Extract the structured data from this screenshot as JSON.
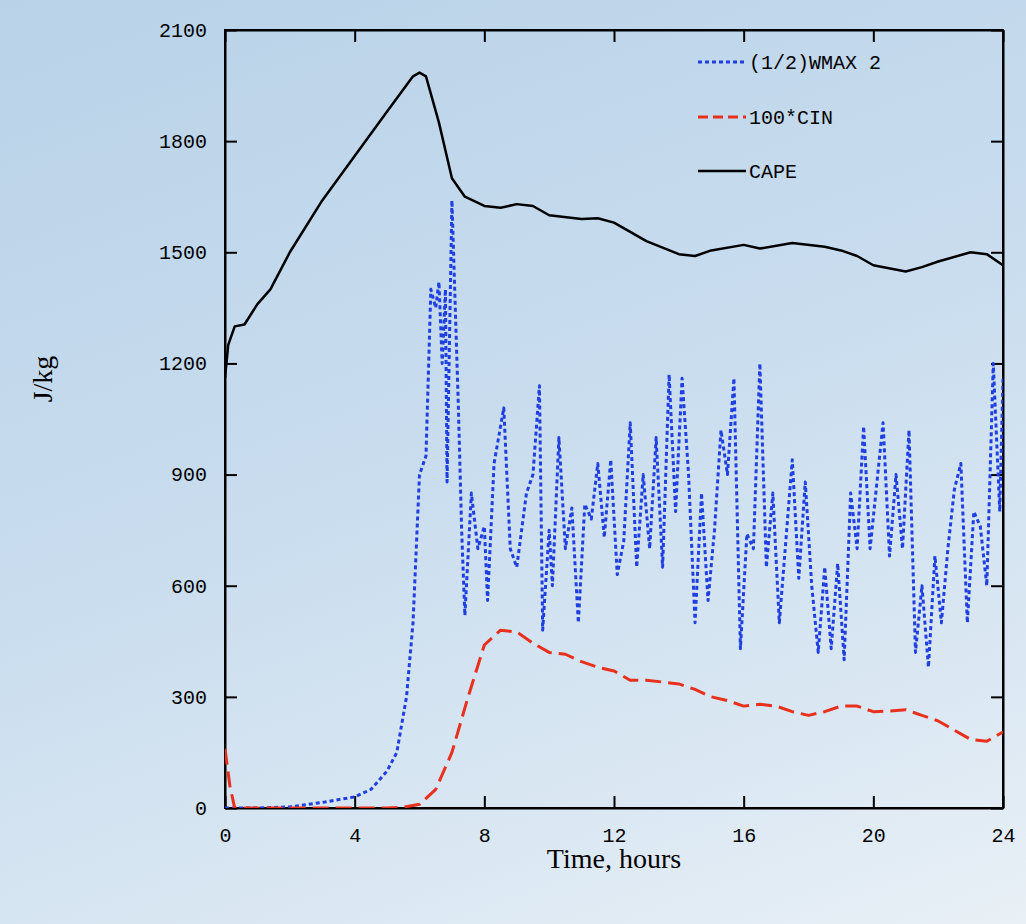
{
  "chart_data": {
    "type": "line",
    "x_label": "Time, hours",
    "y_label": "J/kg",
    "xlim": [
      0,
      24
    ],
    "xticks": [
      0,
      4,
      8,
      12,
      16,
      20,
      24
    ],
    "ylim": [
      0,
      2100
    ],
    "yticks": [
      0,
      300,
      600,
      900,
      1200,
      1500,
      1800,
      2100
    ],
    "legend": "upper right",
    "grid": false,
    "series": [
      {
        "name": "(1/2)WMAX 2",
        "color": "#1f3fe0",
        "line_style": "dotted",
        "x": [
          0,
          1,
          2,
          3,
          4,
          4.5,
          5,
          5.3,
          5.6,
          5.8,
          6,
          6.2,
          6.35,
          6.5,
          6.6,
          6.7,
          6.8,
          6.85,
          7,
          7.2,
          7.3,
          7.4,
          7.6,
          7.8,
          8,
          8.1,
          8.3,
          8.6,
          8.8,
          9,
          9.3,
          9.5,
          9.7,
          9.8,
          10,
          10.1,
          10.3,
          10.5,
          10.7,
          10.9,
          11.1,
          11.3,
          11.5,
          11.7,
          11.9,
          12.1,
          12.3,
          12.5,
          12.7,
          12.9,
          13.1,
          13.3,
          13.5,
          13.7,
          13.9,
          14.1,
          14.3,
          14.5,
          14.7,
          14.9,
          15.1,
          15.3,
          15.5,
          15.7,
          15.9,
          16.1,
          16.3,
          16.5,
          16.7,
          16.9,
          17.1,
          17.3,
          17.5,
          17.7,
          17.9,
          18.1,
          18.3,
          18.5,
          18.7,
          18.9,
          19.1,
          19.3,
          19.5,
          19.7,
          19.9,
          20.1,
          20.3,
          20.5,
          20.7,
          20.9,
          21.1,
          21.3,
          21.5,
          21.7,
          21.9,
          22.1,
          22.3,
          22.5,
          22.7,
          22.9,
          23.1,
          23.3,
          23.5,
          23.7,
          23.9,
          24
        ],
        "values": [
          0,
          0,
          3,
          15,
          30,
          50,
          100,
          150,
          300,
          500,
          900,
          950,
          1400,
          1350,
          1420,
          1200,
          1400,
          880,
          1640,
          1080,
          750,
          520,
          850,
          700,
          760,
          560,
          930,
          1080,
          700,
          650,
          850,
          900,
          1140,
          480,
          750,
          600,
          1000,
          700,
          810,
          500,
          820,
          780,
          930,
          730,
          940,
          630,
          720,
          1040,
          650,
          900,
          700,
          1000,
          650,
          1170,
          800,
          1160,
          900,
          500,
          850,
          560,
          750,
          1020,
          900,
          1160,
          430,
          740,
          700,
          1200,
          650,
          850,
          500,
          720,
          940,
          620,
          880,
          600,
          420,
          650,
          430,
          660,
          400,
          850,
          700,
          1030,
          700,
          870,
          1040,
          680,
          900,
          700,
          1020,
          420,
          600,
          380,
          680,
          500,
          700,
          860,
          930,
          500,
          800,
          760,
          600,
          1200,
          800,
          1160
        ]
      },
      {
        "name": "100*CIN",
        "color": "#e8301c",
        "line_style": "dashed",
        "x": [
          0,
          0.15,
          0.3,
          1,
          5,
          5.5,
          6,
          6.5,
          7,
          7.5,
          8,
          8.5,
          9,
          9.5,
          10,
          10.5,
          11,
          11.5,
          12,
          12.5,
          13,
          13.5,
          14,
          14.5,
          15,
          15.5,
          16,
          16.5,
          17,
          17.5,
          18,
          18.5,
          19,
          19.5,
          20,
          20.5,
          21,
          21.5,
          22,
          22.5,
          23,
          23.5,
          24
        ],
        "values": [
          160,
          60,
          0,
          0,
          0,
          2,
          10,
          50,
          150,
          300,
          440,
          480,
          475,
          445,
          420,
          415,
          395,
          380,
          370,
          345,
          345,
          340,
          335,
          320,
          300,
          290,
          275,
          280,
          275,
          260,
          250,
          260,
          275,
          275,
          260,
          262,
          265,
          250,
          235,
          210,
          185,
          180,
          205
        ]
      },
      {
        "name": "CAPE",
        "color": "#000000",
        "line_style": "solid",
        "x": [
          0,
          0.1,
          0.3,
          0.6,
          1,
          1.4,
          2,
          3,
          4,
          5,
          5.8,
          6,
          6.2,
          6.6,
          7,
          7.4,
          8,
          8.5,
          9,
          9.5,
          10,
          11,
          11.5,
          12,
          13,
          14,
          14.5,
          15,
          16,
          16.5,
          17.5,
          18.5,
          19,
          19.5,
          20,
          21,
          21.5,
          22,
          23,
          23.5,
          24
        ],
        "values": [
          1160,
          1250,
          1300,
          1305,
          1360,
          1400,
          1500,
          1640,
          1760,
          1880,
          1975,
          1985,
          1975,
          1850,
          1700,
          1650,
          1625,
          1620,
          1630,
          1625,
          1600,
          1590,
          1592,
          1580,
          1530,
          1495,
          1490,
          1505,
          1520,
          1510,
          1525,
          1515,
          1505,
          1490,
          1465,
          1448,
          1460,
          1475,
          1500,
          1495,
          1465
        ]
      }
    ]
  }
}
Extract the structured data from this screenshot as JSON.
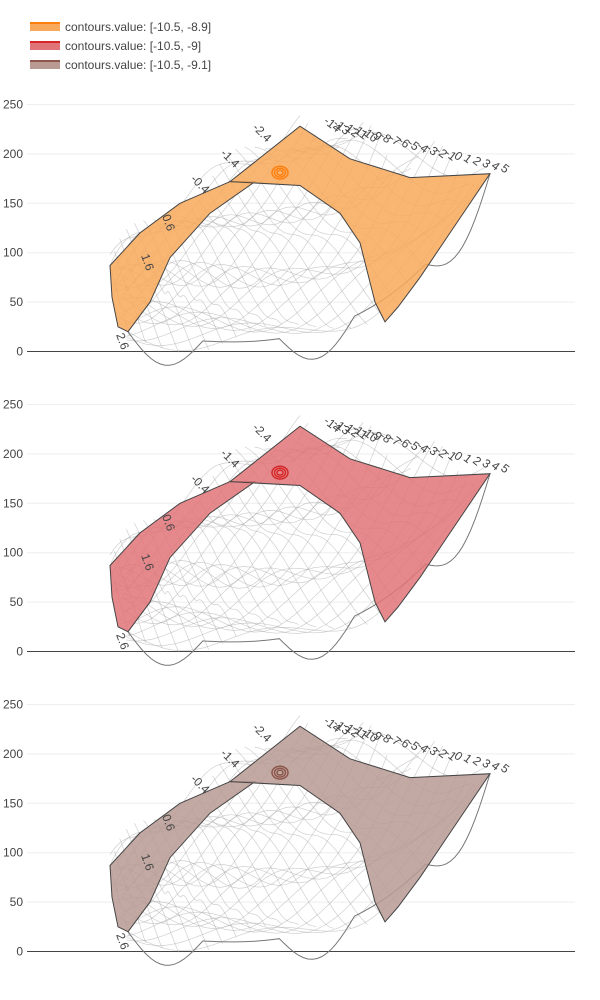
{
  "chart_data": [
    {
      "type": "contourcarpet",
      "series": [
        {
          "name": "contours.value: [-10.5, -8.9]",
          "color": "#ff7f0e",
          "fill": "#f8a95b",
          "constraint_range": [
            -10.5,
            -8.9
          ]
        }
      ],
      "y_ticks": [
        0,
        50,
        100,
        150,
        200,
        250
      ],
      "ylim": [
        0,
        260
      ],
      "a_labels": [
        "-14",
        "-13",
        "-12",
        "-11",
        "-10",
        "-9",
        "-8",
        "-7",
        "-6",
        "-5",
        "-4",
        "-3",
        "-2",
        "-1",
        "0",
        "1",
        "2",
        "3",
        "4",
        "5"
      ],
      "b_labels": [
        "-2.4",
        "-1.4",
        "-0.4",
        "0.6",
        "1.6",
        "2.6"
      ]
    },
    {
      "type": "contourcarpet",
      "series": [
        {
          "name": "contours.value: [-10.5, -9]",
          "color": "#d62728",
          "fill": "#e07478",
          "constraint_range": [
            -10.5,
            -9
          ]
        }
      ],
      "y_ticks": [
        0,
        50,
        100,
        150,
        200,
        250
      ],
      "ylim": [
        0,
        260
      ],
      "a_labels": [
        "-14",
        "-13",
        "-12",
        "-11",
        "-10",
        "-9",
        "-8",
        "-7",
        "-6",
        "-5",
        "-4",
        "-3",
        "-2",
        "-1",
        "0",
        "1",
        "2",
        "3",
        "4",
        "5"
      ],
      "b_labels": [
        "-2.4",
        "-1.4",
        "-0.4",
        "0.6",
        "1.6",
        "2.6"
      ]
    },
    {
      "type": "contourcarpet",
      "series": [
        {
          "name": "contours.value: [-10.5, -9.1]",
          "color": "#8c564b",
          "fill": "#b99a93",
          "constraint_range": [
            -10.5,
            -9.1
          ]
        }
      ],
      "y_ticks": [
        0,
        50,
        100,
        150,
        200,
        250
      ],
      "ylim": [
        0,
        260
      ],
      "a_labels": [
        "-14",
        "-13",
        "-12",
        "-11",
        "-10",
        "-9",
        "-8",
        "-7",
        "-6",
        "-5",
        "-4",
        "-3",
        "-2",
        "-1",
        "0",
        "1",
        "2",
        "3",
        "4",
        "5"
      ],
      "b_labels": [
        "-2.4",
        "-1.4",
        "-0.4",
        "0.6",
        "1.6",
        "2.6"
      ]
    }
  ]
}
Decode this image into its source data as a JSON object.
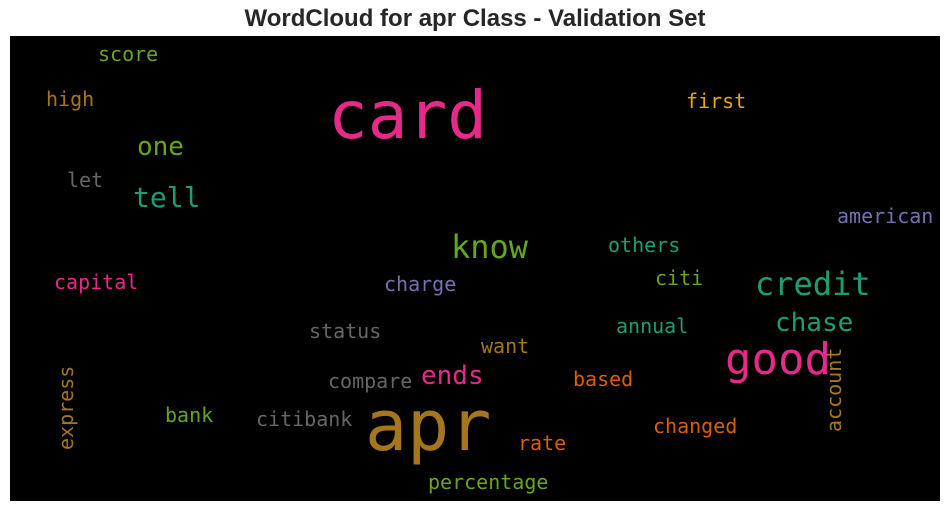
{
  "chart_data": {
    "type": "wordcloud",
    "title": "WordCloud for apr Class - Validation Set",
    "background": "#000000",
    "words": [
      {
        "text": "card",
        "color": "#e7298a"
      },
      {
        "text": "apr",
        "color": "#a6761d"
      },
      {
        "text": "good",
        "color": "#e7298a"
      },
      {
        "text": "credit",
        "color": "#1b9e77"
      },
      {
        "text": "know",
        "color": "#66a61e"
      },
      {
        "text": "chase",
        "color": "#1b9e77"
      },
      {
        "text": "tell",
        "color": "#1b9e77"
      },
      {
        "text": "one",
        "color": "#66a61e"
      },
      {
        "text": "ends",
        "color": "#e7298a"
      },
      {
        "text": "american",
        "color": "#7570b3"
      },
      {
        "text": "first",
        "color": "#e6ab02"
      },
      {
        "text": "score",
        "color": "#66a61e"
      },
      {
        "text": "high",
        "color": "#a6761d"
      },
      {
        "text": "let",
        "color": "#666666"
      },
      {
        "text": "capital",
        "color": "#e7298a"
      },
      {
        "text": "charge",
        "color": "#7570b3"
      },
      {
        "text": "others",
        "color": "#1b9e77"
      },
      {
        "text": "citi",
        "color": "#66a61e"
      },
      {
        "text": "annual",
        "color": "#1b9e77"
      },
      {
        "text": "status",
        "color": "#666666"
      },
      {
        "text": "want",
        "color": "#a6761d"
      },
      {
        "text": "compare",
        "color": "#666666"
      },
      {
        "text": "based",
        "color": "#d95f02"
      },
      {
        "text": "account",
        "color": "#a6761d"
      },
      {
        "text": "express",
        "color": "#a6761d"
      },
      {
        "text": "bank",
        "color": "#66a61e"
      },
      {
        "text": "citibank",
        "color": "#666666"
      },
      {
        "text": "changed",
        "color": "#d95f02"
      },
      {
        "text": "rate",
        "color": "#d95f02"
      },
      {
        "text": "percentage",
        "color": "#66a61e"
      }
    ]
  }
}
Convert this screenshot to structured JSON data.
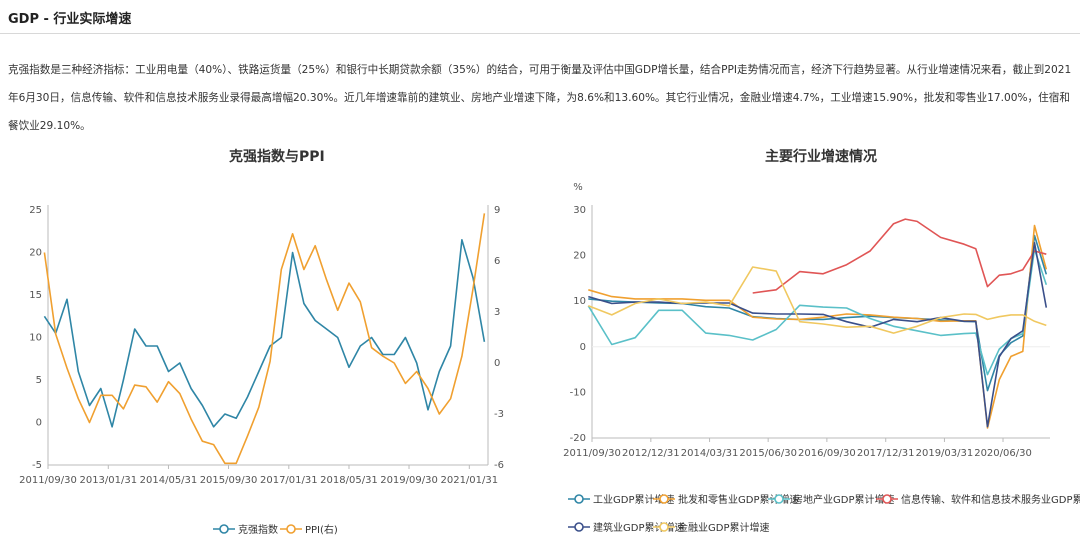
{
  "header": {
    "title": "GDP - 行业实际增速"
  },
  "description": "克强指数是三种经济指标：工业用电量（40%）、铁路运货量（25%）和银行中长期贷款余额（35%）的结合，可用于衡量及评估中国GDP增长量，结合PPI走势情况而言，经济下行趋势显著。从行业增速情况来看，截止到2021年6月30日，信息传输、软件和信息技术服务业录得最高增幅20.30%。近几年增速靠前的建筑业、房地产业增速下降，为8.6%和13.60%。其它行业情况，金融业增速4.7%，工业增速15.90%，批发和零售业17.00%，住宿和餐饮业29.10%。",
  "colors": {
    "blue": "#2f86a6",
    "orange": "#f0a030",
    "teal": "#5ac0c8",
    "red": "#e05555",
    "navy": "#3a4f8a",
    "yellow": "#f0c860"
  },
  "chart_data": [
    {
      "type": "line",
      "title": "克强指数与PPI",
      "x_ticks": [
        "2011/09/30",
        "2013/01/31",
        "2014/05/31",
        "2015/09/30",
        "2017/01/31",
        "2018/05/31",
        "2019/09/30",
        "2021/01/31"
      ],
      "x_range": [
        "2011-09-30",
        "2021-06-30"
      ],
      "ylim": [
        -5,
        25
      ],
      "y_ticks": [
        -5,
        0,
        5,
        10,
        15,
        20,
        25
      ],
      "y2lim": [
        -6,
        9
      ],
      "y2_ticks": [
        -6,
        -3,
        0,
        3,
        6,
        9
      ],
      "legend_position": "bottom",
      "series": [
        {
          "name": "克强指数",
          "color": "#2f86a6",
          "axis": "left",
          "x": [
            "2011-09",
            "2011-12",
            "2012-03",
            "2012-06",
            "2012-09",
            "2012-12",
            "2013-03",
            "2013-06",
            "2013-09",
            "2013-12",
            "2014-03",
            "2014-06",
            "2014-09",
            "2014-12",
            "2015-03",
            "2015-06",
            "2015-09",
            "2015-12",
            "2016-03",
            "2016-06",
            "2016-09",
            "2016-12",
            "2017-03",
            "2017-06",
            "2017-09",
            "2017-12",
            "2018-03",
            "2018-06",
            "2018-09",
            "2018-12",
            "2019-03",
            "2019-06",
            "2019-09",
            "2019-12",
            "2020-03",
            "2020-06",
            "2020-09",
            "2020-12",
            "2021-03",
            "2021-06"
          ],
          "y": [
            12.5,
            10.5,
            14.5,
            6,
            2,
            4,
            -0.5,
            5,
            11,
            9,
            9,
            6,
            7,
            4,
            2,
            -0.5,
            1,
            0.5,
            3,
            6,
            9,
            10,
            20,
            14,
            12,
            11,
            10,
            6.5,
            9,
            10,
            8,
            8,
            10,
            7,
            1.5,
            6,
            9,
            21.5,
            17,
            9.5
          ]
        },
        {
          "name": "PPI(右)",
          "color": "#f0a030",
          "axis": "right",
          "x": [
            "2011-09",
            "2011-12",
            "2012-03",
            "2012-06",
            "2012-09",
            "2012-12",
            "2013-03",
            "2013-06",
            "2013-09",
            "2013-12",
            "2014-03",
            "2014-06",
            "2014-09",
            "2014-12",
            "2015-03",
            "2015-06",
            "2015-09",
            "2015-12",
            "2016-03",
            "2016-06",
            "2016-09",
            "2016-12",
            "2017-03",
            "2017-06",
            "2017-09",
            "2017-12",
            "2018-03",
            "2018-06",
            "2018-09",
            "2018-12",
            "2019-03",
            "2019-06",
            "2019-09",
            "2019-12",
            "2020-03",
            "2020-06",
            "2020-09",
            "2020-12",
            "2021-03",
            "2021-06"
          ],
          "y": [
            6.5,
            1.7,
            -0.3,
            -2.1,
            -3.5,
            -1.9,
            -1.9,
            -2.7,
            -1.3,
            -1.4,
            -2.3,
            -1.1,
            -1.8,
            -3.3,
            -4.6,
            -4.8,
            -5.9,
            -5.9,
            -4.3,
            -2.6,
            0.1,
            5.5,
            7.6,
            5.5,
            6.9,
            4.9,
            3.1,
            4.7,
            3.6,
            0.9,
            0.4,
            0,
            -1.2,
            -0.5,
            -1.5,
            -3,
            -2.1,
            0.4,
            4.4,
            8.8
          ]
        }
      ],
      "legend": [
        "克强指数",
        "PPI(右)"
      ]
    },
    {
      "type": "line",
      "title": "主要行业增速情况",
      "y_unit": "%",
      "x_ticks": [
        "2011/09/30",
        "2012/12/31",
        "2014/03/31",
        "2015/06/30",
        "2016/09/30",
        "2017/12/31",
        "2019/03/31",
        "2020/06/30"
      ],
      "x_range": [
        "2011-09-30",
        "2021-06-30"
      ],
      "ylim": [
        -20,
        30
      ],
      "y_ticks": [
        -20,
        -10,
        0,
        10,
        20,
        30
      ],
      "legend_position": "bottom",
      "series": [
        {
          "name": "工业GDP累计增速",
          "color": "#2f86a6",
          "x": [
            "2011-09",
            "2012-03",
            "2012-09",
            "2013-03",
            "2013-09",
            "2014-03",
            "2014-09",
            "2015-03",
            "2015-09",
            "2016-03",
            "2016-09",
            "2017-03",
            "2017-09",
            "2018-03",
            "2018-09",
            "2019-03",
            "2019-09",
            "2019-12",
            "2020-03",
            "2020-06",
            "2020-09",
            "2020-12",
            "2021-03",
            "2021-06"
          ],
          "y": [
            10.5,
            10,
            9.8,
            9.6,
            9.5,
            8.8,
            8.5,
            6.6,
            6.2,
            6,
            6,
            6.4,
            6.7,
            6.4,
            6.2,
            5.9,
            5.6,
            5.5,
            -9.6,
            -1.9,
            0.9,
            2.4,
            24.4,
            15.9
          ]
        },
        {
          "name": "批发和零售业GDP累计增速",
          "color": "#f0a030",
          "x": [
            "2011-09",
            "2012-03",
            "2012-09",
            "2013-03",
            "2013-09",
            "2014-03",
            "2014-09",
            "2015-03",
            "2015-09",
            "2016-03",
            "2016-09",
            "2017-03",
            "2017-09",
            "2018-03",
            "2018-09",
            "2019-03",
            "2019-09",
            "2019-12",
            "2020-03",
            "2020-06",
            "2020-09",
            "2020-12",
            "2021-03",
            "2021-06"
          ],
          "y": [
            12.5,
            11,
            10.5,
            10.5,
            10.5,
            10.2,
            10.2,
            6.5,
            6.1,
            6,
            6.5,
            7.2,
            7,
            6.5,
            6.2,
            5.6,
            5.7,
            5.7,
            -17.8,
            -7.2,
            -2.1,
            -1,
            26.6,
            17
          ]
        },
        {
          "name": "房地产业GDP累计增速",
          "color": "#5ac0c8",
          "x": [
            "2011-09",
            "2012-03",
            "2012-09",
            "2013-03",
            "2013-09",
            "2014-03",
            "2014-09",
            "2015-03",
            "2015-09",
            "2016-03",
            "2016-09",
            "2017-03",
            "2017-09",
            "2018-03",
            "2018-09",
            "2019-03",
            "2019-09",
            "2019-12",
            "2020-03",
            "2020-06",
            "2020-09",
            "2020-12",
            "2021-03",
            "2021-06"
          ],
          "y": [
            9,
            0.5,
            2,
            8,
            8,
            3,
            2.5,
            1.5,
            3.8,
            9.1,
            8.7,
            8.5,
            6.2,
            4.5,
            3.5,
            2.5,
            2.9,
            3,
            -6.1,
            -0.5,
            1.8,
            2.9,
            21.4,
            13.6
          ]
        },
        {
          "name": "信息传输、软件和信息技术服务业GDP累计增速",
          "color": "#e05555",
          "x": [
            "2015-03",
            "2015-09",
            "2016-03",
            "2016-09",
            "2017-03",
            "2017-09",
            "2018-03",
            "2018-06",
            "2018-09",
            "2019-03",
            "2019-09",
            "2019-12",
            "2020-03",
            "2020-06",
            "2020-09",
            "2020-12",
            "2021-03",
            "2021-06"
          ],
          "y": [
            11.8,
            12.5,
            16.5,
            16,
            18,
            21,
            27,
            28,
            27.5,
            24,
            22.5,
            21.5,
            13.2,
            15.7,
            16,
            16.9,
            21,
            20.3
          ]
        },
        {
          "name": "建筑业GDP累计增速",
          "color": "#3a4f8a",
          "x": [
            "2011-09",
            "2012-03",
            "2012-09",
            "2013-03",
            "2013-09",
            "2014-03",
            "2014-09",
            "2015-03",
            "2015-09",
            "2016-03",
            "2016-09",
            "2017-03",
            "2017-09",
            "2018-03",
            "2018-09",
            "2019-03",
            "2019-09",
            "2019-12",
            "2020-03",
            "2020-06",
            "2020-09",
            "2020-12",
            "2021-03",
            "2021-06"
          ],
          "y": [
            11,
            9.5,
            9.8,
            9.8,
            9.5,
            9.6,
            9.6,
            7.4,
            7.2,
            7.2,
            7.1,
            5.5,
            4.3,
            6,
            5.5,
            6.4,
            5.6,
            5.6,
            -17.5,
            -2.2,
            1.8,
            3.5,
            22.8,
            8.6
          ]
        },
        {
          "name": "金融业GDP累计增速",
          "color": "#f0c860",
          "x": [
            "2011-09",
            "2012-03",
            "2012-09",
            "2013-03",
            "2013-09",
            "2014-03",
            "2014-09",
            "2015-03",
            "2015-09",
            "2016-03",
            "2016-09",
            "2017-03",
            "2017-09",
            "2018-03",
            "2018-09",
            "2019-03",
            "2019-09",
            "2019-12",
            "2020-03",
            "2020-06",
            "2020-09",
            "2020-12",
            "2021-03",
            "2021-06"
          ],
          "y": [
            9,
            7,
            9.5,
            10.5,
            9.5,
            9.8,
            9,
            17.5,
            16.6,
            5.5,
            5,
            4.3,
            4.5,
            3,
            4.5,
            6.4,
            7.2,
            7.1,
            6,
            6.6,
            7,
            7,
            5.6,
            4.7
          ]
        }
      ],
      "legend": [
        "工业GDP累计增速",
        "批发和零售业GDP累计增速",
        "房地产业GDP累计增速",
        "信息传输、软件和信息技术服务业GDP累计增速",
        "建筑业GDP累计增速",
        "金融业GDP累计增速"
      ]
    }
  ]
}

-- -- --

* [Task brief]:
Look through the listing above and count the lines where the string "contours" appears. Report the number only.

* [Result]:
3